# What you are asked to do:
Locate the word "MINS" in the entries below, then gather every line that holds it.

# Given data:
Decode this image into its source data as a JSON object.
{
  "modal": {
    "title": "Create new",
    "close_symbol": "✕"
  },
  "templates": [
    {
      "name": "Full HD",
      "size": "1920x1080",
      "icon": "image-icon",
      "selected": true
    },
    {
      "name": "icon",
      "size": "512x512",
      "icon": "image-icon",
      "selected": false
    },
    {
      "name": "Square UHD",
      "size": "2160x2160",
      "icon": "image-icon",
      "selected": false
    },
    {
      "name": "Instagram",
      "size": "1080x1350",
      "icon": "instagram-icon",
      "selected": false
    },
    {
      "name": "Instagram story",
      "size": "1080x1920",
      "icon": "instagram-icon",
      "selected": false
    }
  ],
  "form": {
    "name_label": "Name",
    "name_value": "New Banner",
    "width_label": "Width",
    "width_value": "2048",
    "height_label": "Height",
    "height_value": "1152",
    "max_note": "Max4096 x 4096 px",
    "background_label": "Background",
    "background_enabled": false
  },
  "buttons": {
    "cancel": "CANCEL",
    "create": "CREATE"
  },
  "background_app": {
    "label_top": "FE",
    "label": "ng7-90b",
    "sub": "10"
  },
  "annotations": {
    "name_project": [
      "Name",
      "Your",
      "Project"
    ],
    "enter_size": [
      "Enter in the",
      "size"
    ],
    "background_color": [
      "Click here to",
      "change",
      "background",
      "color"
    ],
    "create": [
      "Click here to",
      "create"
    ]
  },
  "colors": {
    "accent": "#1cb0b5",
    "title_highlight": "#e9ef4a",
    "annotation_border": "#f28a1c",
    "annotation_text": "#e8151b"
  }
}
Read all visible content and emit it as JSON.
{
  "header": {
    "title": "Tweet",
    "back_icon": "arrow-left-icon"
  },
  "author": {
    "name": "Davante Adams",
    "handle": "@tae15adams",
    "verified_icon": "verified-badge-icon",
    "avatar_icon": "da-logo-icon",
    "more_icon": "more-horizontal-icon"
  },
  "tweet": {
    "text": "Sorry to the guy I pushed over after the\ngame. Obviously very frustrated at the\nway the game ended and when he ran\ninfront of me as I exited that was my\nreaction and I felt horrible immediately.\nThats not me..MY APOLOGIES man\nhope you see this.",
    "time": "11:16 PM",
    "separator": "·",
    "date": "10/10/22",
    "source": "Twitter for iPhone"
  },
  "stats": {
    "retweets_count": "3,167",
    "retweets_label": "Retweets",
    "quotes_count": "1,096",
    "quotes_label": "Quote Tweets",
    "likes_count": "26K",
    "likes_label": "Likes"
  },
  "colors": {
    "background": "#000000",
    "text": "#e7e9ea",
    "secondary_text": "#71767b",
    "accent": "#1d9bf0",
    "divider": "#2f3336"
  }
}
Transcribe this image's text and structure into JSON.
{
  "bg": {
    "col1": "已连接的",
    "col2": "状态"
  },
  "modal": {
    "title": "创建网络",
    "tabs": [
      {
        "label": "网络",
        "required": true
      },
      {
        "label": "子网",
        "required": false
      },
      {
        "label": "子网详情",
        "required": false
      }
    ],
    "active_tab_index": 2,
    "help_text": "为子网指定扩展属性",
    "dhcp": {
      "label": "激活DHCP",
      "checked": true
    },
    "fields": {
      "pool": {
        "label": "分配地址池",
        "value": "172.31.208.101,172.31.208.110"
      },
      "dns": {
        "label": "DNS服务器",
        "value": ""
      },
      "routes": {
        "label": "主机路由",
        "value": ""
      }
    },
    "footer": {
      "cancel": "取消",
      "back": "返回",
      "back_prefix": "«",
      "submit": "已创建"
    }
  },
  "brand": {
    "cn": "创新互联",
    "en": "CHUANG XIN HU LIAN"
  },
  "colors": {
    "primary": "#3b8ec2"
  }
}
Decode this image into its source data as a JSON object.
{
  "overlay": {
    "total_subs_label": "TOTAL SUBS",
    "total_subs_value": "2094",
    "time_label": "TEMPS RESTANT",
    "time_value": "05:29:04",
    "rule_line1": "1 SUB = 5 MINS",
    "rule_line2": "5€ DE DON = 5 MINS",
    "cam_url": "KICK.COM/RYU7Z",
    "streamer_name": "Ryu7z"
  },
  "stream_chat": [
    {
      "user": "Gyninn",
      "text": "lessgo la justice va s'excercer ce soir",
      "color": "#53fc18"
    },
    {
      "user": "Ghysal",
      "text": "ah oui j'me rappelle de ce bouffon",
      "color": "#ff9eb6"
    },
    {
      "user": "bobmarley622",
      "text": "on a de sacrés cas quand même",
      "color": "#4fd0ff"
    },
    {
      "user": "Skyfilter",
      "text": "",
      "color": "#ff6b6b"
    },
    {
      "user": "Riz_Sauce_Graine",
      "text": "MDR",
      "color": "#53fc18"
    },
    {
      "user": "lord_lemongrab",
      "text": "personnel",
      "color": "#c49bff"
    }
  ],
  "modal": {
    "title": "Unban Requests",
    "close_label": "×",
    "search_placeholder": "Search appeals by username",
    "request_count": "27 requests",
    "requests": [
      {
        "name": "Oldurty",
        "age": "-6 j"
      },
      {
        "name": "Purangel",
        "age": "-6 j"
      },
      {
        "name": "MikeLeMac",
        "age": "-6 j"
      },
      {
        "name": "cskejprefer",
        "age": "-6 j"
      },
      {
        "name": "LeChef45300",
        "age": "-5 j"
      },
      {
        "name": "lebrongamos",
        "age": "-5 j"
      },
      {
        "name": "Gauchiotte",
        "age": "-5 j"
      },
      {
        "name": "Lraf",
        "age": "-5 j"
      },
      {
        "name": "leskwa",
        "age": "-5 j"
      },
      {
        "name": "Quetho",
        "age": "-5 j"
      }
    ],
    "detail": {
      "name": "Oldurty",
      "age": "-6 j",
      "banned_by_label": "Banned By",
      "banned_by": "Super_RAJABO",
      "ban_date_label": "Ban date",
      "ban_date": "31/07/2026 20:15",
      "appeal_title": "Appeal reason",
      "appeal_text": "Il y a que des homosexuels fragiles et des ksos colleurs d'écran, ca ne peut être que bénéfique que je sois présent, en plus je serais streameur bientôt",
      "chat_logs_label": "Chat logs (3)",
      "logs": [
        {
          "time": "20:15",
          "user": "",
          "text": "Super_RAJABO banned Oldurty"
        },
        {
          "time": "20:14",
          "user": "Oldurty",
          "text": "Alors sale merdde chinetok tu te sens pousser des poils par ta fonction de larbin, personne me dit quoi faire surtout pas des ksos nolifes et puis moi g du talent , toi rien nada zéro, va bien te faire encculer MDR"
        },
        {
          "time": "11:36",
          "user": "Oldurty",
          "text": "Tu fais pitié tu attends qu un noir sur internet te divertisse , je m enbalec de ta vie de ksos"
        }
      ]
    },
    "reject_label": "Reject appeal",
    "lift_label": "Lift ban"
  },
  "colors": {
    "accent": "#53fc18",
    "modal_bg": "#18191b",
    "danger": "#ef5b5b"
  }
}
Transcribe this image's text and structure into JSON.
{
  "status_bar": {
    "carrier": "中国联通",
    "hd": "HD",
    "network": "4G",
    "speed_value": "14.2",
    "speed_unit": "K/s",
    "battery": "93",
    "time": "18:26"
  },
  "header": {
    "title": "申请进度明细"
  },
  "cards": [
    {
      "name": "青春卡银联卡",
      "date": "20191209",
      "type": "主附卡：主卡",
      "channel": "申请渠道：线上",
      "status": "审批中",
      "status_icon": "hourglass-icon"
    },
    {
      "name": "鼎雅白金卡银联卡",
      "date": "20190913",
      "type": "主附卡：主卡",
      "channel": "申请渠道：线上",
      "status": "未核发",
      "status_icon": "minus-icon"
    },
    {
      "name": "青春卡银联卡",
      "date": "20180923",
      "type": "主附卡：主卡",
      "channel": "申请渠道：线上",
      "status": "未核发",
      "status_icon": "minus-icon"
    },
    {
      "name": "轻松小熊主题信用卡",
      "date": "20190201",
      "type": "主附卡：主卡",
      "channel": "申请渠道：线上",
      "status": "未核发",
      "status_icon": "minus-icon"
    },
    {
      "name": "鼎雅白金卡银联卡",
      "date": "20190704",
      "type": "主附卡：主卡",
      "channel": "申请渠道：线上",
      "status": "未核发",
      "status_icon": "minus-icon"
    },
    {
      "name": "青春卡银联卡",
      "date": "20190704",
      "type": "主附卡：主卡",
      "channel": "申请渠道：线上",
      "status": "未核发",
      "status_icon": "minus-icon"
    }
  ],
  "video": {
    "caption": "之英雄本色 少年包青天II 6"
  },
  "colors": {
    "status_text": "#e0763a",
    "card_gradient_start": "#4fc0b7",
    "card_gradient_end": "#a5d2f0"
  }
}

# Answer below:
    "rule_line1": "1 SUB = 5 MINS",
    "rule_line2": "5€ DE DON = 5 MINS",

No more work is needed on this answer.